Entries with figure data

:::

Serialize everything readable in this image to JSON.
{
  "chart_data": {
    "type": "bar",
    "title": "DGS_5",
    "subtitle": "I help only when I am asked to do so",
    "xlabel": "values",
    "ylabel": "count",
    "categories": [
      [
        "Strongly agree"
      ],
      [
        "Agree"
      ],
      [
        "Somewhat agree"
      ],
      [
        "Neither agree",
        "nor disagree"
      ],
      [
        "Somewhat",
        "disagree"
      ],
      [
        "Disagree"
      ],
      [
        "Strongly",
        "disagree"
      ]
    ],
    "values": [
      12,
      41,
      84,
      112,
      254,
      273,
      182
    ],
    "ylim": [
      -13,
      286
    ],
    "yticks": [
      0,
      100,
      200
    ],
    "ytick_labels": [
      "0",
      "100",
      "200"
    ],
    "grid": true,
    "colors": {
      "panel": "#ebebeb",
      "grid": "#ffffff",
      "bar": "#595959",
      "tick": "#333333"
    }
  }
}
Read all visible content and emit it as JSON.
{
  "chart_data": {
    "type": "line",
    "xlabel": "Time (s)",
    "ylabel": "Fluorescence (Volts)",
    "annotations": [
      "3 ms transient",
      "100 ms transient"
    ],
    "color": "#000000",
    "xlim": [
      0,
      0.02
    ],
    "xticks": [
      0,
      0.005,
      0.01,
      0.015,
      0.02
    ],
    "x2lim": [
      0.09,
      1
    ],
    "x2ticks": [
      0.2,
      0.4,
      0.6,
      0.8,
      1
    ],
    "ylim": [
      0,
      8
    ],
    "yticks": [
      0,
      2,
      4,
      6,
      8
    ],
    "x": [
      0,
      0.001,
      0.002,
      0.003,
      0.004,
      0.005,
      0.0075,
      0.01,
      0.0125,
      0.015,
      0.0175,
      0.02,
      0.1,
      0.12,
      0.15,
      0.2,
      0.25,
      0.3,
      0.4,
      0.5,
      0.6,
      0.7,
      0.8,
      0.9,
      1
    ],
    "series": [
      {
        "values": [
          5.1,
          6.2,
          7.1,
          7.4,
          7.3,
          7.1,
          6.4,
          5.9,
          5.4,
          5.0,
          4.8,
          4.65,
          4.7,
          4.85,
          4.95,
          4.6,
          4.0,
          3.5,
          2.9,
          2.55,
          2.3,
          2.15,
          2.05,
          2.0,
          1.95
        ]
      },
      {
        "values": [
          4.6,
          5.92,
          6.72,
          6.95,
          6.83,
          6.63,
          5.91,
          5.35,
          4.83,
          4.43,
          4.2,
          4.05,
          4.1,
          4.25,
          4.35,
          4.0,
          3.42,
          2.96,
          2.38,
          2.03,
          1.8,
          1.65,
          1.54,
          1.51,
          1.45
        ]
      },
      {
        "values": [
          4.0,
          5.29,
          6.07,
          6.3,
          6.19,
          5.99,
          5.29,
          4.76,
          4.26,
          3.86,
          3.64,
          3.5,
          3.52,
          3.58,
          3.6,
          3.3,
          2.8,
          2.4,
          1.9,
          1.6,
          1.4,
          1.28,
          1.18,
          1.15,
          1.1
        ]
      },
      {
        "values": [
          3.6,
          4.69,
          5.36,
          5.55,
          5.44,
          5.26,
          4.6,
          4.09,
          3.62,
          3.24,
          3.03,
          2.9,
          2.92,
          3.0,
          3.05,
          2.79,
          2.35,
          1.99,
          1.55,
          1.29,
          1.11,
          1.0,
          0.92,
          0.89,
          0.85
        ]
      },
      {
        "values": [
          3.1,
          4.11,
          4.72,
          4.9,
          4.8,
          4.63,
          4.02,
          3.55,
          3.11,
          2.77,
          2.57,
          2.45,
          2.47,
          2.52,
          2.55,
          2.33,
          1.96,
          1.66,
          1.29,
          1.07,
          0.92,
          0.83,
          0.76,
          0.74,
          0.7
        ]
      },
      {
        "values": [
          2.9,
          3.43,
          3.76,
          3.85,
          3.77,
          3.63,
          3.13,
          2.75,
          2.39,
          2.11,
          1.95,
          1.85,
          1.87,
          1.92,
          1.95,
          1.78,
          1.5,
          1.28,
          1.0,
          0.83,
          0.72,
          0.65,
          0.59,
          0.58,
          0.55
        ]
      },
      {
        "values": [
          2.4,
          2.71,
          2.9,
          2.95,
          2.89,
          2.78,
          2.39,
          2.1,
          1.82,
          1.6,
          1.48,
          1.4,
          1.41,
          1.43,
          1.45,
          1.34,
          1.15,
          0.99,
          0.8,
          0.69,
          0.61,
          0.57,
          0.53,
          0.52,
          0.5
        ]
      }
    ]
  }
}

:::

Write out every entry exactly as given.

Serialize everything readable in this image to JSON.
{
  "chart_data": {
    "type": "bar",
    "title": "DGS_5",
    "subtitle": "I help only when I am asked to do so",
    "xlabel": "values",
    "ylabel": "count",
    "categories": [
      [
        "Strongly agree"
      ],
      [
        "Agree"
      ],
      [
        "Somewhat agree"
      ],
      [
        "Neither agree",
        "nor disagree"
      ],
      [
        "Somewhat",
        "disagree"
      ],
      [
        "Disagree"
      ],
      [
        "Strongly",
        "disagree"
      ]
    ],
    "values": [
      12,
      41,
      84,
      112,
      254,
      273,
      182
    ],
    "ylim": [
      -13,
      286
    ],
    "yticks": [
      0,
      100,
      200
    ],
    "ytick_labels": [
      "0",
      "100",
      "200"
    ],
    "grid": true,
    "colors": {
      "panel": "#ebebeb",
      "grid": "#ffffff",
      "bar": "#595959",
      "tick": "#333333"
    }
  }
}
Read all visible content and emit it as JSON.
{
  "chart_data": {
    "type": "line",
    "xlabel": "Time (s)",
    "ylabel": "Fluorescence (Volts)",
    "annotations": [
      "3 ms transient",
      "100 ms transient"
    ],
    "color": "#000000",
    "xlim": [
      0,
      0.02
    ],
    "xticks": [
      0,
      0.005,
      0.01,
      0.015,
      0.02
    ],
    "x2lim": [
      0.09,
      1
    ],
    "x2ticks": [
      0.2,
      0.4,
      0.6,
      0.8,
      1
    ],
    "ylim": [
      0,
      8
    ],
    "yticks": [
      0,
      2,
      4,
      6,
      8
    ],
    "x": [
      0,
      0.001,
      0.002,
      0.003,
      0.004,
      0.005,
      0.0075,
      0.01,
      0.0125,
      0.015,
      0.0175,
      0.02,
      0.1,
      0.12,
      0.15,
      0.2,
      0.25,
      0.3,
      0.4,
      0.5,
      0.6,
      0.7,
      0.8,
      0.9,
      1
    ],
    "series": [
      {
        "values": [
          5.1,
          6.2,
          7.1,
          7.4,
          7.3,
          7.1,
          6.4,
          5.9,
          5.4,
          5.0,
          4.8,
          4.65,
          4.7,
          4.85,
          4.95,
          4.6,
          4.0,
          3.5,
          2.9,
          2.55,
          2.3,
          2.15,
          2.05,
          2.0,
          1.95
        ]
      },
      {
        "values": [
          4.6,
          5.92,
          6.72,
          6.95,
          6.83,
          6.63,
          5.91,
          5.35,
          4.83,
          4.43,
          4.2,
          4.05,
          4.1,
          4.25,
          4.35,
          4.0,
          3.42,
          2.96,
          2.38,
          2.03,
          1.8,
          1.65,
          1.54,
          1.51,
          1.45
        ]
      },
      {
        "values": [
          4.0,
          5.29,
          6.07,
          6.3,
          6.19,
          5.99,
          5.29,
          4.76,
          4.26,
          3.86,
          3.64,
          3.5,
          3.52,
          3.58,
          3.6,
          3.3,
          2.8,
          2.4,
          1.9,
          1.6,
          1.4,
          1.28,
          1.18,
          1.15,
          1.1
        ]
      },
      {
        "values": [
          3.6,
          4.69,
          5.36,
          5.55,
          5.44,
          5.26,
          4.6,
          4.09,
          3.62,
          3.24,
          3.03,
          2.9,
          2.92,
          3.0,
          3.05,
          2.79,
          2.35,
          1.99,
          1.55,
          1.29,
          1.11,
          1.0,
          0.92,
          0.89,
          0.85
        ]
      },
      {
        "values": [
          3.1,
          4.11,
          4.72,
          4.9,
          4.8,
          4.63,
          4.02,
          3.55,
          3.11,
          2.77,
          2.57,
          2.45,
          2.47,
          2.52,
          2.55,
          2.33,
          1.96,
          1.66,
          1.29,
          1.07,
          0.92,
          0.83,
          0.76,
          0.74,
          0.7
        ]
      },
      {
        "values": [
          2.9,
          3.43,
          3.76,
          3.85,
          3.77,
          3.63,
          3.13,
          2.75,
          2.39,
          2.11,
          1.95,
          1.85,
          1.87,
          1.92,
          1.95,
          1.78,
          1.5,
          1.28,
          1.0,
          0.83,
          0.72,
          0.65,
          0.59,
          0.58,
          0.55
        ]
      },
      {
        "values": [
          2.4,
          2.71,
          2.9,
          2.95,
          2.89,
          2.78,
          2.39,
          2.1,
          1.82,
          1.6,
          1.48,
          1.4,
          1.41,
          1.43,
          1.45,
          1.34,
          1.15,
          0.99,
          0.8,
          0.69,
          0.61,
          0.57,
          0.53,
          0.52,
          0.5
        ]
      }
    ]
  }
}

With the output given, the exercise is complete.